*** Supplied records

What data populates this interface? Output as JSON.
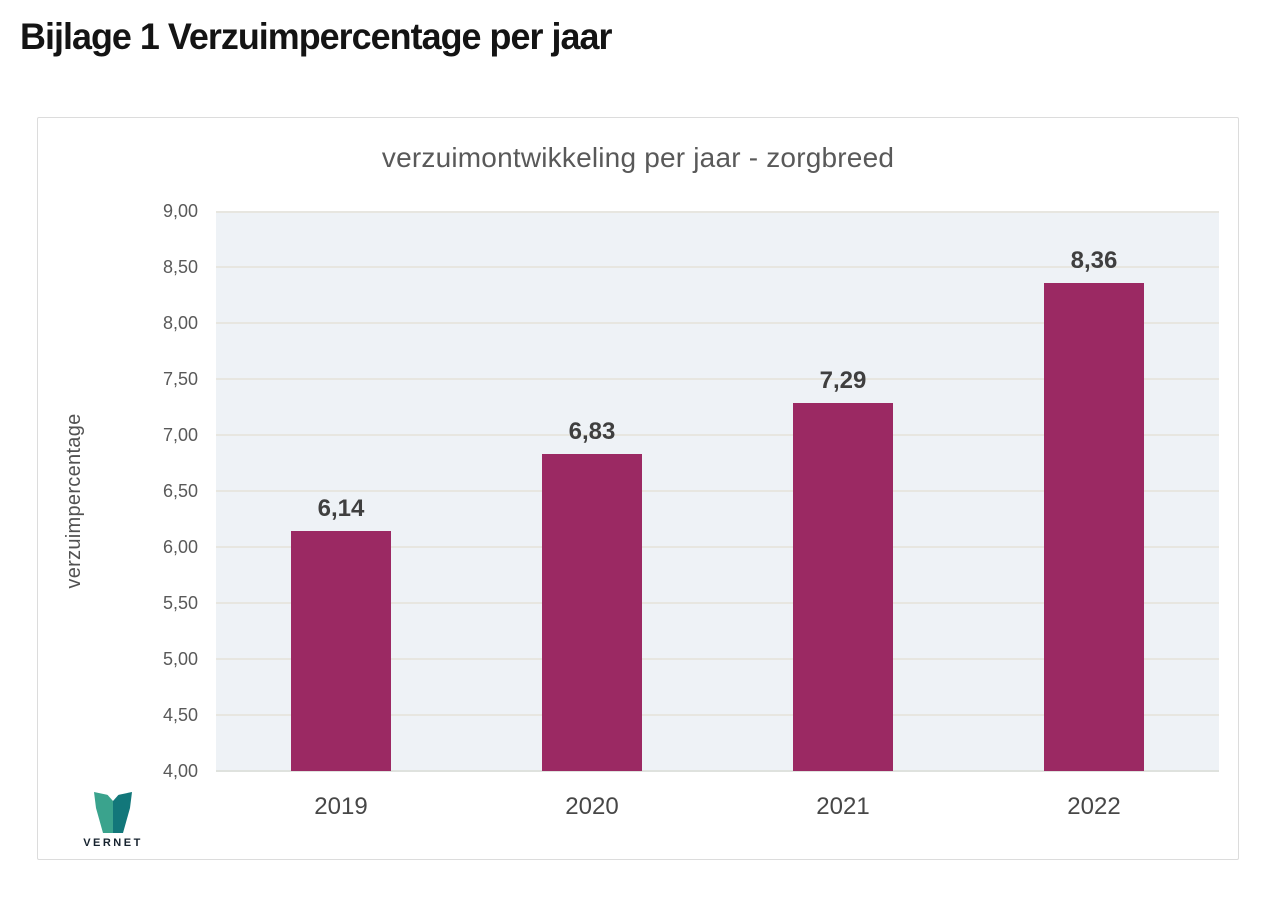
{
  "page": {
    "title": "Bijlage 1 Verzuimpercentage per jaar"
  },
  "chart_data": {
    "type": "bar",
    "title": "verzuimontwikkeling per jaar - zorgbreed",
    "xlabel": "",
    "ylabel": "verzuimpercentage",
    "categories": [
      "2019",
      "2020",
      "2021",
      "2022"
    ],
    "values": [
      6.14,
      6.83,
      7.29,
      8.36
    ],
    "value_labels": [
      "6,14",
      "6,83",
      "7,29",
      "8,36"
    ],
    "ylim": [
      4.0,
      9.0
    ],
    "ytick_step": 0.5,
    "ytick_labels": [
      "9,00",
      "8,50",
      "8,00",
      "7,50",
      "7,00",
      "6,50",
      "6,00",
      "5,50",
      "5,00",
      "4,50",
      "4,00"
    ],
    "grid": true,
    "legend": false,
    "bar_color": "#9B2963",
    "plot_background": "#eef2f6"
  },
  "logo": {
    "text": "VERNET",
    "color_light": "#3aa38d",
    "color_dark": "#12777a"
  }
}
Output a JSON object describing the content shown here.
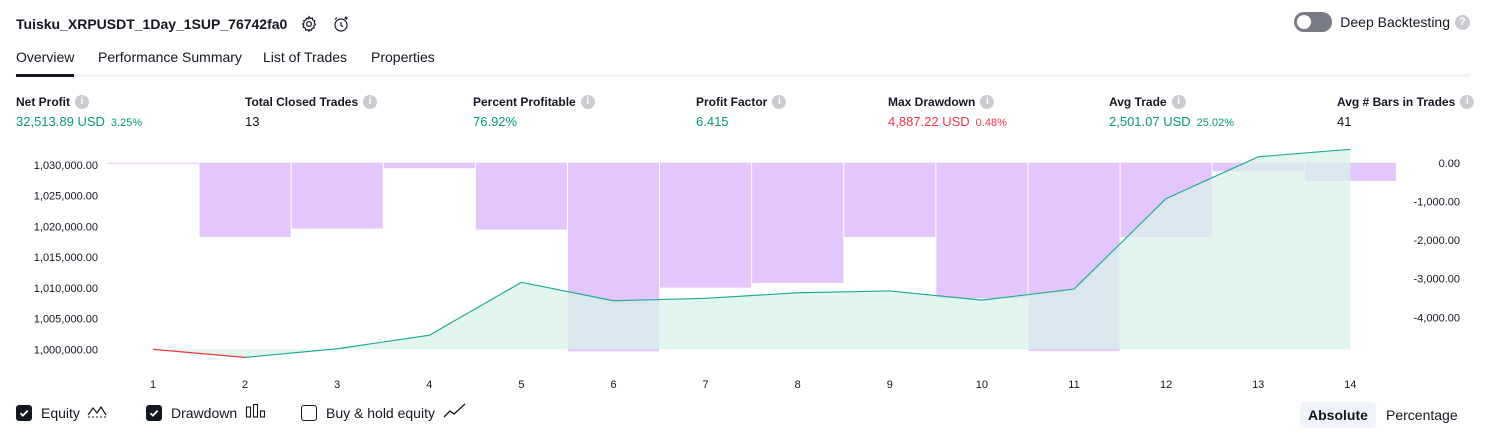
{
  "header": {
    "title": "Tuisku_XRPUSDT_1Day_1SUP_76742fa0",
    "deep_backtesting_label": "Deep Backtesting"
  },
  "tabs": [
    "Overview",
    "Performance Summary",
    "List of Trades",
    "Properties"
  ],
  "metrics": {
    "net_profit": {
      "label": "Net Profit",
      "value": "32,513.89 USD",
      "pct": "3.25%"
    },
    "total_closed_trades": {
      "label": "Total Closed Trades",
      "value": "13"
    },
    "percent_profitable": {
      "label": "Percent Profitable",
      "value": "76.92%"
    },
    "profit_factor": {
      "label": "Profit Factor",
      "value": "6.415"
    },
    "max_drawdown": {
      "label": "Max Drawdown",
      "value": "4,887.22 USD",
      "pct": "0.48%"
    },
    "avg_trade": {
      "label": "Avg Trade",
      "value": "2,501.07 USD",
      "pct": "25.02%"
    },
    "avg_bars": {
      "label": "Avg # Bars in Trades",
      "value": "41"
    }
  },
  "colors": {
    "positive": "#089981",
    "negative": "#f23645",
    "drawdown_bar": "#e1c4fc",
    "equity_line": "#22ab94",
    "equity_fill": "#d8f1ea"
  },
  "chart_data": {
    "type": "line",
    "x": [
      1,
      2,
      3,
      4,
      5,
      6,
      7,
      8,
      9,
      10,
      11,
      12,
      13,
      14
    ],
    "x_tick_labels": [
      "1",
      "2",
      "3",
      "4",
      "5",
      "6",
      "7",
      "8",
      "9",
      "10",
      "11",
      "12",
      "13",
      "14"
    ],
    "left_axis_ticks": [
      "1,030,000.00",
      "1,025,000.00",
      "1,020,000.00",
      "1,015,000.00",
      "1,010,000.00",
      "1,005,000.00",
      "1,000,000.00"
    ],
    "left_axis_tick_values": [
      1030000,
      1025000,
      1020000,
      1015000,
      1010000,
      1005000,
      1000000
    ],
    "right_axis_ticks": [
      "0.00",
      "-1,000.00",
      "-2,000.00",
      "-3,000.00",
      "-4,000.00"
    ],
    "right_axis_tick_values": [
      0,
      -1000,
      -2000,
      -3000,
      -4000
    ],
    "ylim_left": [
      998600,
      1032400
    ],
    "ylim_right": [
      -5050,
      330
    ],
    "equity": [
      1000000,
      998700,
      1000100,
      1002300,
      1010900,
      1007900,
      1008300,
      1009200,
      1009500,
      1008000,
      1009800,
      1024500,
      1031300,
      1032514
    ],
    "drawdown": [
      0,
      -1920,
      -1700,
      -140,
      -1730,
      -4880,
      -3230,
      -3110,
      -1920,
      -3510,
      -4870,
      -1920,
      -220,
      -470
    ]
  },
  "legend": {
    "equity_label": "Equity",
    "drawdown_label": "Drawdown",
    "buy_hold_label": "Buy & hold equity"
  },
  "view_modes": {
    "absolute": "Absolute",
    "percentage": "Percentage"
  }
}
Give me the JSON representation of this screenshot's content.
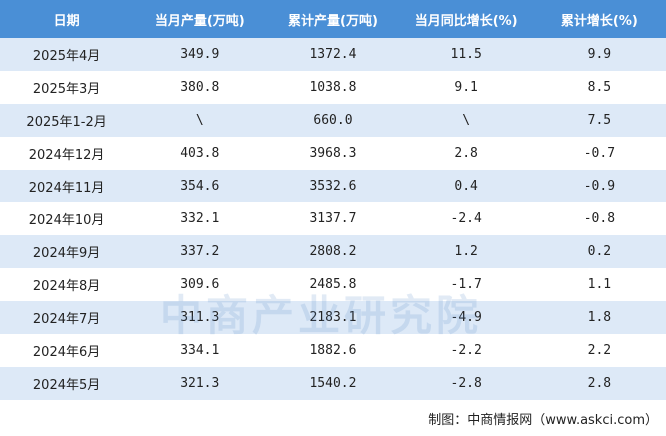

******

#### Directive
From the records given above, reproduce all text exactly and exclude each picture.

#### Exercise result
What data populates this interface? Output as JSON.
{
  "page": {
    "title": "Bijlage 1 Verzuimpercentage per jaar"
  },
  "chart_data": {
    "type": "bar",
    "title": "verzuimontwikkeling per jaar - zorgbreed",
    "xlabel": "",
    "ylabel": "verzuimpercentage",
    "categories": [
      "2019",
      "2020",
      "2021",
      "2022"
    ],
    "values": [
      6.14,
      6.83,
      7.29,
      8.36
    ],
    "value_labels": [
      "6,14",
      "6,83",
      "7,29",
      "8,36"
    ],
    "ylim": [
      4.0,
      9.0
    ],
    "ytick_step": 0.5,
    "ytick_labels": [
      "9,00",
      "8,50",
      "8,00",
      "7,50",
      "7,00",
      "6,50",
      "6,00",
      "5,50",
      "5,00",
      "4,50",
      "4,00"
    ],
    "grid": true,
    "legend": false,
    "bar_color": "#9B2963",
    "plot_background": "#eef2f6"
  },
  "logo": {
    "text": "VERNET",
    "color_light": "#3aa38d",
    "color_dark": "#12777a"
  }
}
Output a JSON object describing the content shown here.
{
  "header": {
    "title": "Tuisku_XRPUSDT_1Day_1SUP_76742fa0",
    "deep_backtesting_label": "Deep Backtesting"
  },
  "tabs": [
    "Overview",
    "Performance Summary",
    "List of Trades",
    "Properties"
  ],
  "metrics": {
    "net_profit": {
      "label": "Net Profit",
      "value": "32,513.89 USD",
      "pct": "3.25%"
    },
    "total_closed_trades": {
      "label": "Total Closed Trades",
      "value": "13"
    },
    "percent_profitable": {
      "label": "Percent Profitable",
      "value": "76.92%"
    },
    "profit_factor": {
      "label": "Profit Factor",
      "value": "6.415"
    },
    "max_drawdown": {
      "label": "Max Drawdown",
      "value": "4,887.22 USD",
      "pct": "0.48%"
    },
    "avg_trade": {
      "label": "Avg Trade",
      "value": "2,501.07 USD",
      "pct": "25.02%"
    },
    "avg_bars": {
      "label": "Avg # Bars in Trades",
      "value": "41"
    }
  },
  "colors": {
    "positive": "#089981",
    "negative": "#f23645",
    "drawdown_bar": "#e1c4fc",
    "equity_line": "#22ab94",
    "equity_fill": "#d8f1ea"
  },
  "chart_data": {
    "type": "line",
    "x": [
      1,
      2,
      3,
      4,
      5,
      6,
      7,
      8,
      9,
      10,
      11,
      12,
      13,
      14
    ],
    "x_tick_labels": [
      "1",
      "2",
      "3",
      "4",
      "5",
      "6",
      "7",
      "8",
      "9",
      "10",
      "11",
      "12",
      "13",
      "14"
    ],
    "left_axis_ticks": [
      "1,030,000.00",
      "1,025,000.00",
      "1,020,000.00",
      "1,015,000.00",
      "1,010,000.00",
      "1,005,000.00",
      "1,000,000.00"
    ],
    "left_axis_tick_values": [
      1030000,
      1025000,
      1020000,
      1015000,
      1010000,
      1005000,
      1000000
    ],
    "right_axis_ticks": [
      "0.00",
      "-1,000.00",
      "-2,000.00",
      "-3,000.00",
      "-4,000.00"
    ],
    "right_axis_tick_values": [
      0,
      -1000,
      -2000,
      -3000,
      -4000
    ],
    "ylim_left": [
      998600,
      1032400
    ],
    "ylim_right": [
      -5050,
      330
    ],
    "equity": [
      1000000,
      998700,
      1000100,
      1002300,
      1010900,
      1007900,
      1008300,
      1009200,
      1009500,
      1008000,
      1009800,
      1024500,
      1031300,
      1032514
    ],
    "drawdown": [
      0,
      -1920,
      -1700,
      -140,
      -1730,
      -4880,
      -3230,
      -3110,
      -1920,
      -3510,
      -4870,
      -1920,
      -220,
      -470
    ]
  },
  "legend": {
    "equity_label": "Equity",
    "drawdown_label": "Drawdown",
    "buy_hold_label": "Buy & hold equity"
  },
  "view_modes": {
    "absolute": "Absolute",
    "percentage": "Percentage"
  }
}
Give me the JSON representation of this screenshot's content.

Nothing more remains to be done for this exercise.